Task details | Carry on the article about Princess Jyotshana Basnyat of Nepal from its final sentence.

Reading passage |

++++++++

- Spouse: Singha Bahadur Basnyat ​ ​(m. 1974; died 2019)​
- Issue: Sharada Basnyat Vivek Basnyat Suvash Basnyat

Names
- Jyotshana Rajya Lakshmi Devi Basnyat of Nepal
- House: Shah dynasty (by birth)
- Father: Prince Basundhara
- Mother: Princess Helen Shah
- Religion: Hinduism

= Princess Jyotshana Basnyat of Nepal =

Princess Jyotshana Rajya Lakshmi Devi Basnyat of Nepal is a member of the former Nepalese royal family. Jyotshana and her late husband, diplomat Singha Bahadur Basnyat, have worked to internationally promote Nepalese culture.

==Background==

Princess Jyotshana's father, Prince Basundhara of Nepal, was a son of King Tribhuvan. Jyotshana's mother, Princess Helen Shah, was from the aristocratic Rana dynasty. Her mother's sister Princep married Prince Himalaya, another son of King Tribhuvan.

++++++++

Records excerpted from a collection

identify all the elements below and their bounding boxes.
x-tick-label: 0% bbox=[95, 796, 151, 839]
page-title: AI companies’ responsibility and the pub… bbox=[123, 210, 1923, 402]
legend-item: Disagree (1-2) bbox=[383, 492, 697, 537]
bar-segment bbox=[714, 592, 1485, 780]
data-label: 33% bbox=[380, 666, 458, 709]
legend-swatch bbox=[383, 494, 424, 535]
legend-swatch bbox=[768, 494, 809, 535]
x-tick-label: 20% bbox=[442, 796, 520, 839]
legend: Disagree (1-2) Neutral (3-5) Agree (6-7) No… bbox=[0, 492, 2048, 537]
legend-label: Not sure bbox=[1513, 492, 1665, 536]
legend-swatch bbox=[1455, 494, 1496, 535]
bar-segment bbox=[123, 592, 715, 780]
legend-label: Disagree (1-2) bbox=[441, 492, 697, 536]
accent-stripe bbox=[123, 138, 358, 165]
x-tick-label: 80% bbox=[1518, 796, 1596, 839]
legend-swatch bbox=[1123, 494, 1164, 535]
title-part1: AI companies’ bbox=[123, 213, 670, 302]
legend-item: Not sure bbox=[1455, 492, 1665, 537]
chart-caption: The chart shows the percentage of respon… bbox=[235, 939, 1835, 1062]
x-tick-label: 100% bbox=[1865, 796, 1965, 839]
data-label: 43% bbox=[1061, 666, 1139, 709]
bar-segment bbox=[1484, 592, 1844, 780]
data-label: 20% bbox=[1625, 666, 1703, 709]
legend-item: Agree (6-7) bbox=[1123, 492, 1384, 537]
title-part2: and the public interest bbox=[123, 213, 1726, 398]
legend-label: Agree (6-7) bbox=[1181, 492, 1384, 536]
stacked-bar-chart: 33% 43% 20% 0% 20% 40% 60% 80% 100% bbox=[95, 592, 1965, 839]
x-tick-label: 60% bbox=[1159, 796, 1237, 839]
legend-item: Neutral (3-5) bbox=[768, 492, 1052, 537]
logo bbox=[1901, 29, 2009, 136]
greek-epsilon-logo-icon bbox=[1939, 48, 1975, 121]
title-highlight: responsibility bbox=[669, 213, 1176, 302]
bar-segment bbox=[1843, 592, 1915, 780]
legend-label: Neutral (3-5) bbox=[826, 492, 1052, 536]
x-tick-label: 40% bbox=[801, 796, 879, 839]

++++++++

Answer section |
Princess Jyotshana has two sisters: Princess Jayanti, who was killed in the Nepalese royal massacre, and Ketaki Chester, who was severely injured (she renounced her title in the '70s).

==Marriage and children==

In 1974, Princess Jyotshana married Dr. Singha Bahadur Basnyat (died on 5 February 2019), a diplomat of Basnyat family of Dilli Bazar, in Kathmandu.

They had three children, a daughter and two sons:

- Sharada Basnyat.
- Vivek Basnyat.
- Suvash Basnyat.

==Life==

Princess Jyotshana's husband was a diplomat, and the ambassador to Egypt from 1980 to 1984, the ambassador to the United Kingdom from 1997 to 2003. Also he is the chairman of Jayanti Memorial Trust.

Princess Jyotshana is the patron of Britain Nepal Society, whose president is Prince Richard, Duke of Gloucester.

Princess Jyotshana her husband have worked to promote Nepalese culture internationally. Singha Basnyat has promoted the performance of Nepalese artists, for example at Millennium Dome in London in May 2000.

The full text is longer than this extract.